▶ **WHAT THE EXERCISE ASKS**:
Copy every line of the data that includes the string "istediğinizi".

▶ **Records excerpted from a collection**:
※ ※ ※

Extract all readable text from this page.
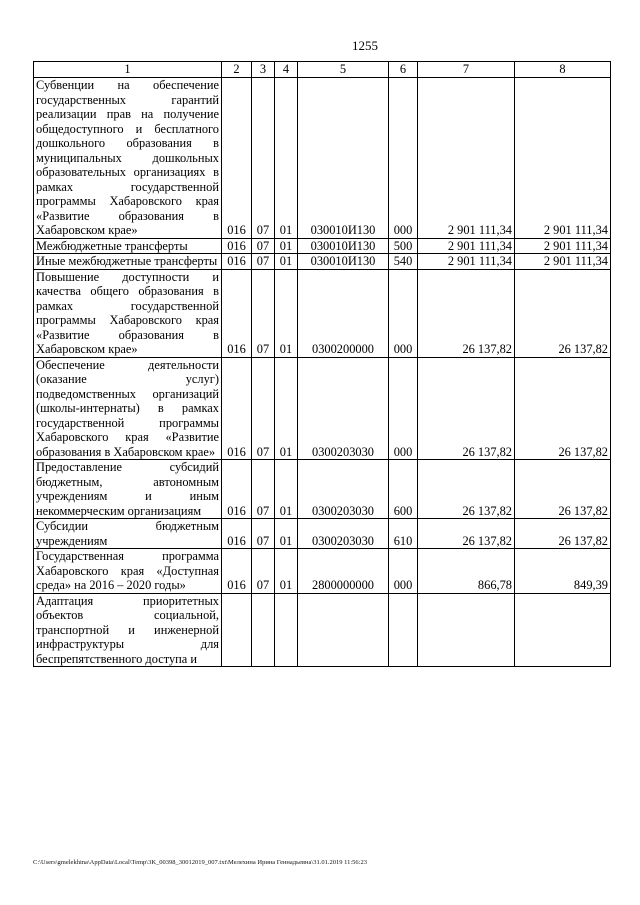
1255
1	2	3	4	5	6	7	8
Субвенции на обеспечение государственных гарантий реализации прав на получение общедоступного и бесплатного дошкольного образования в муниципальных дошкольных образовательных организациях в рамках государственной программы Хабаровского края «Развитие образования в Хабаровском крае»	016	07	01	030010И130	000	2 901 111,34	2 901 111,34
Межбюджетные трансферты	016	07	01	030010И130	500	2 901 111,34	2 901 111,34
Иные межбюджетные трансферты	016	07	01	030010И130	540	2 901 111,34	2 901 111,34
Повышение доступности и качества общего образования в рамках государственной программы Хабаровского края «Развитие образования в Хабаровском крае»	016	07	01	0300200000	000	26 137,82	26 137,82
Обеспечение деятельности (оказание услуг) подведомственных организаций (школы-интернаты) в рамках государственной программы Хабаровского края «Развитие образования в Хабаровском крае»	016	07	01	0300203030	000	26 137,82	26 137,82
Предоставление субсидий бюджетным, автономным учреждениям и иным некоммерческим организациям	016	07	01	0300203030	600	26 137,82	26 137,82
Субсидии бюджетным учреждениям	016	07	01	0300203030	610	26 137,82	26 137,82
Государственная программа Хабаровского края «Доступная среда» на 2016 – 2020 годы»	016	07	01	2800000000	000	866,78	849,39
Адаптация приоритетных объектов социальной, транспортной и инженерной инфраструктуры для беспрепятственного доступа и							
C:\Users\gmelekhina\AppData\Local\Temp\3K_00398_30012019_007.txt\Мелехина Ирина Геннадьевна\31.01.2019 11:56:23
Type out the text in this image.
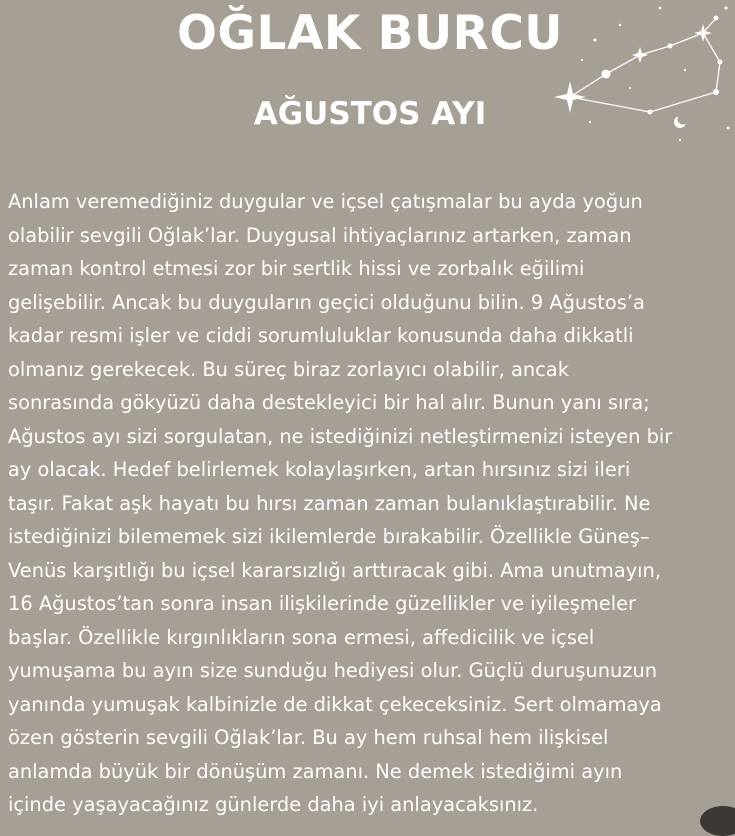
OĞLAK BURCU
AĞUSTOS AYI
Anlam veremediğiniz duygular ve içsel çatışmalar bu ayda yoğun
olabilir sevgili Oğlak’lar. Duygusal ihtiyaçlarınız artarken, zaman
zaman kontrol etmesi zor bir sertlik hissi ve zorbalık eğilimi
gelişebilir. Ancak bu duyguların geçici olduğunu bilin. 9 Ağustos’a
kadar resmi işler ve ciddi sorumluluklar konusunda daha dikkatli
olmanız gerekecek. Bu süreç biraz zorlayıcı olabilir, ancak
sonrasında gökyüzü daha destekleyici bir hal alır. Bunun yanı sıra;
Ağustos ayı sizi sorgulatan, ne istediğinizi netleştirmenizi isteyen bir
ay olacak. Hedef belirlemek kolaylaşırken, artan hırsınız sizi ileri
taşır. Fakat aşk hayatı bu hırsı zaman zaman bulanıklaştırabilir. Ne
istediğinizi bilememek sizi ikilemlerde bırakabilir. Özellikle Güneş–
Venüs karşıtlığı bu içsel kararsızlığı arttıracak gibi. Ama unutmayın,
16 Ağustos’tan sonra insan ilişkilerinde güzellikler ve iyileşmeler
başlar. Özellikle kırgınlıkların sona ermesi, affedicilik ve içsel
yumuşama bu ayın size sunduğu hediyesi olur. Güçlü duruşunuzun
yanında yumuşak kalbinizle de dikkat çekeceksiniz. Sert olmamaya
özen gösterin sevgili Oğlak’lar. Bu ay hem ruhsal hem ilişkisel
anlamda büyük bir dönüşüm zamanı. Ne demek istediğimi ayın
içinde yaşayacağınız günlerde daha iyi anlayacaksınız.
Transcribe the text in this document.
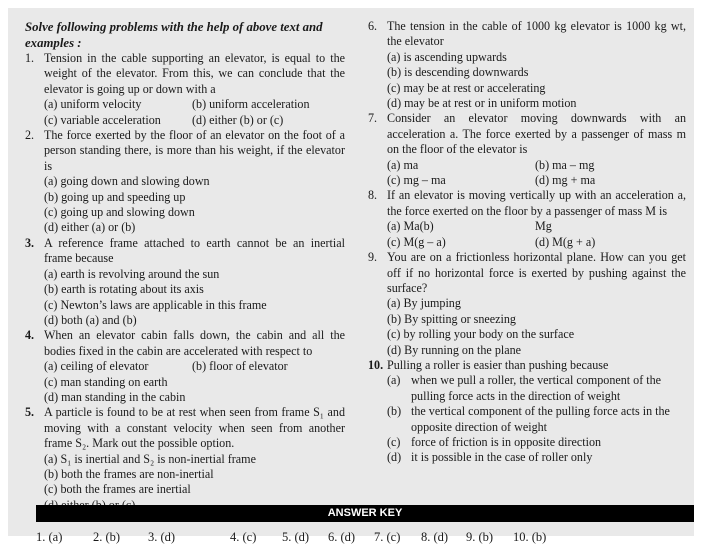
Solve following problems with the help of above text and examples :
1. Tension in the cable supporting an elevator, is equal to the weight of the elevator. From this, we can conclude that the elevator is going up or down with a
(a) uniform velocity	(b) uniform acceleration
(c) variable acceleration	(d) either (b) or (c)
2. The force exerted by the floor of an elevator on the foot of a person standing there, is more than his weight, if the elevator is
(a) going down and slowing down
(b) going up and speeding up
(c) going up and slowing down
(d) either (a) or (b)
3. A reference frame attached to earth cannot be an inertial frame because
(a) earth is revolving around the sun
(b) earth is rotating about its axis
(c) Newton’s laws are applicable in this frame
(d) both (a) and (b)
4. When an elevator cabin falls down, the cabin and all the bodies fixed in the cabin are accelerated with respect to
(a) ceiling of elevator	(b) floor of elevator
(c) man standing on earth
(d) man standing in the cabin
5. A particle is found to be at rest when seen from frame S₁ and moving with a constant velocity when seen from another frame S₂. Mark out the possible option.
(a) S₁ is inertial and S₂ is non-inertial frame
(b) both the frames are non-inertial
(c) both the frames are inertial
6. The tension in the cable of 1000 kg elevator is 1000 kg wt, the elevator
(a) is ascending upwards
(b) is descending downwards
(c) may be at rest or accelerating
(d) may be at rest or in uniform motion
7. Consider an elevator moving downwards with an acceleration a. The force exerted by a passenger of mass m on the floor of the elevator is
(a) ma	(b) ma – mg
(c) mg – ma	(d) mg + ma
8. If an elevator is moving vertically up with an acceleration a, the force exerted on the floor by a passenger of mass M is
(a) Ma(b)	Mg
(c) M(g – a)	(d) M(g + a)
9. You are on a frictionless horizontal plane. How can you get off if no horizontal force is exerted by pushing against the surface?
(a) By jumping
(b) By spitting or sneezing
(c) by rolling your body on the surface
(d) By running on the plane
10. Pulling a roller is easier than pushing because
(a) when we pull a roller, the vertical component of the pulling force acts in the direction of weight
(b) the vertical component of the pulling force acts in the opposite direction of weight
(c) force of friction is in opposite direction
(d) it is possible in the case of roller only
ANSWER KEY
1. (a) 2. (b) 3. (d)	4. (c) 5. (d) 6. (d) 7. (c) 8. (d) 9. (b) 10. (b)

※ ※ ※

▶ **TASK OUTPUT**:
Ağustos ayı sizi sorgulatan, ne istediğinizi netleştirmenizi isteyen bir
istediğinizi bilememek sizi ikilemlerde bırakabilir. Özellikle Güneş–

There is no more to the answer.